(Collection entries)
========================================================================

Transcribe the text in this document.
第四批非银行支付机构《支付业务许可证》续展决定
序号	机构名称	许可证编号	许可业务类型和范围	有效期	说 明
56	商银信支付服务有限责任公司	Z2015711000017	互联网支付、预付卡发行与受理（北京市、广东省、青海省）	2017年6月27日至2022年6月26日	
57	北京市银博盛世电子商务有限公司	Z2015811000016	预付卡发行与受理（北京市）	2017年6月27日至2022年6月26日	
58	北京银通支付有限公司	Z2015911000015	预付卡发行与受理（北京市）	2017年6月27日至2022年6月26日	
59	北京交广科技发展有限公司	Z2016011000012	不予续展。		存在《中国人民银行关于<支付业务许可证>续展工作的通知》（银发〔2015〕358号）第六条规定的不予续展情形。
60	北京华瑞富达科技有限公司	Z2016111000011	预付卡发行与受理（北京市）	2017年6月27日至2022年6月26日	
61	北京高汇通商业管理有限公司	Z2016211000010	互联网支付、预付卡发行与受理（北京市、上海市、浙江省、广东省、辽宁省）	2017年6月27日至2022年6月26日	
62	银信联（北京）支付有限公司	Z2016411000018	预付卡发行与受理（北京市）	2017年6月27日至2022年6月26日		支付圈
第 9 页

========================================================================

GIVEN PROBLEM —
Transcribe each entry precisely, missing none.

TASK OUTPUT —
Transcribe the text in this document.
第四批非银行支付机构《支付业务许可证》续展决定
序号	机构名称	许可证编号	许可业务类型和范围	有效期	说 明
56	商银信支付服务有限责任公司	Z2015711000017	互联网支付、预付卡发行与受理（北京市、广东省、青海省）	2017年6月27日至2022年6月26日	
57	北京市银博盛世电子商务有限公司	Z2015811000016	预付卡发行与受理（北京市）	2017年6月27日至2022年6月26日	
58	北京银通支付有限公司	Z2015911000015	预付卡发行与受理（北京市）	2017年6月27日至2022年6月26日	
59	北京交广科技发展有限公司	Z2016011000012	不予续展。		存在《中国人民银行关于<支付业务许可证>续展工作的通知》（银发〔2015〕358号）第六条规定的不予续展情形。
60	北京华瑞富达科技有限公司	Z2016111000011	预付卡发行与受理（北京市）	2017年6月27日至2022年6月26日	
61	北京高汇通商业管理有限公司	Z2016211000010	互联网支付、预付卡发行与受理（北京市、上海市、浙江省、广东省、辽宁省）	2017年6月27日至2022年6月26日	
62	银信联（北京）支付有限公司	Z2016411000018	预付卡发行与受理（北京市）	2017年6月27日至2022年6月26日		支付圈
第 9 页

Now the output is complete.